TASK DETAILS: Omit images. Retype all entries verbatim.

RECORDS FOR THE TASK:
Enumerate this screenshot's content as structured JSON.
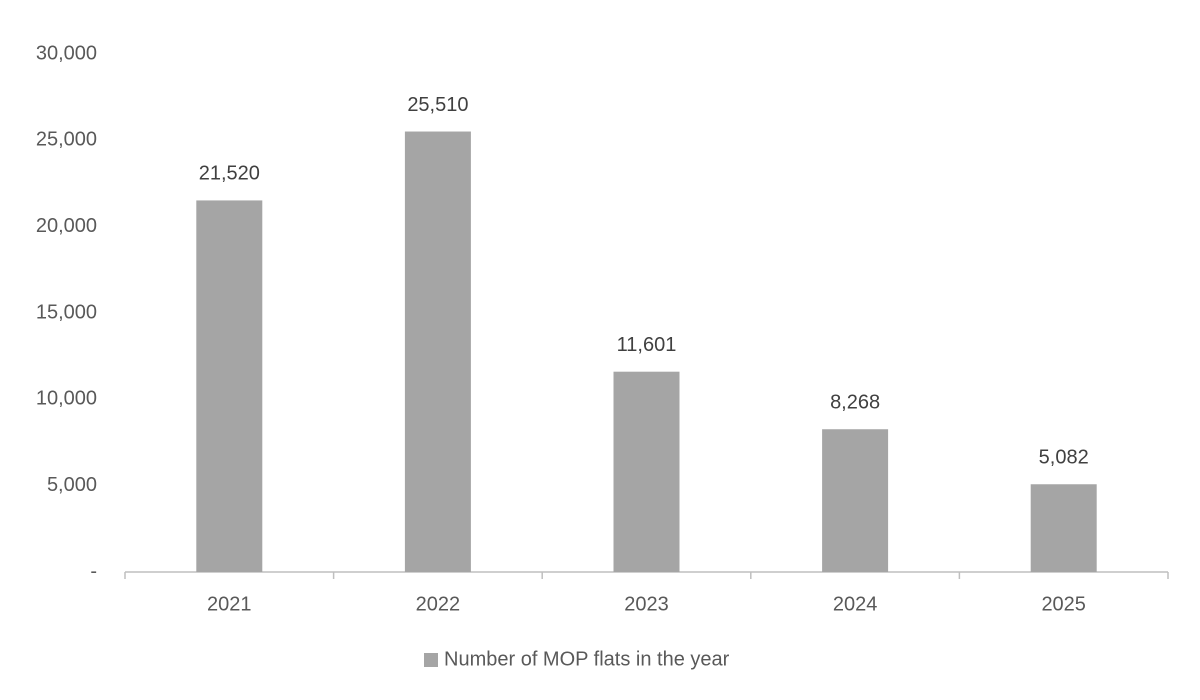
{
  "chart_data": {
    "type": "bar",
    "categories": [
      "2021",
      "2022",
      "2023",
      "2024",
      "2025"
    ],
    "series": [
      {
        "name": "Number of MOP flats in the year",
        "color": "#a5a5a5",
        "values": [
          21520,
          25510,
          11601,
          8268,
          5082
        ],
        "value_labels": [
          "21,520",
          "25,510",
          "11,601",
          "8,268",
          "5,082"
        ]
      }
    ],
    "ylim": [
      0,
      30000
    ],
    "yticks": [
      {
        "value": 0,
        "label": "-"
      },
      {
        "value": 5000,
        "label": "5,000"
      },
      {
        "value": 10000,
        "label": "10,000"
      },
      {
        "value": 15000,
        "label": "15,000"
      },
      {
        "value": 20000,
        "label": "20,000"
      },
      {
        "value": 25000,
        "label": "25,000"
      },
      {
        "value": 30000,
        "label": "30,000"
      }
    ],
    "grid": false,
    "legend": "bottom"
  }
}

SOLUTION:
Enumerate this screenshot's content as structured JSON.
{
  "chart_data": {
    "type": "bar",
    "categories": [
      "2021",
      "2022",
      "2023",
      "2024",
      "2025"
    ],
    "series": [
      {
        "name": "Number of MOP flats in the year",
        "color": "#a5a5a5",
        "values": [
          21520,
          25510,
          11601,
          8268,
          5082
        ],
        "value_labels": [
          "21,520",
          "25,510",
          "11,601",
          "8,268",
          "5,082"
        ]
      }
    ],
    "ylim": [
      0,
      30000
    ],
    "yticks": [
      {
        "value": 0,
        "label": "-"
      },
      {
        "value": 5000,
        "label": "5,000"
      },
      {
        "value": 10000,
        "label": "10,000"
      },
      {
        "value": 15000,
        "label": "15,000"
      },
      {
        "value": 20000,
        "label": "20,000"
      },
      {
        "value": 25000,
        "label": "25,000"
      },
      {
        "value": 30000,
        "label": "30,000"
      }
    ],
    "grid": false,
    "legend": "bottom"
  }
}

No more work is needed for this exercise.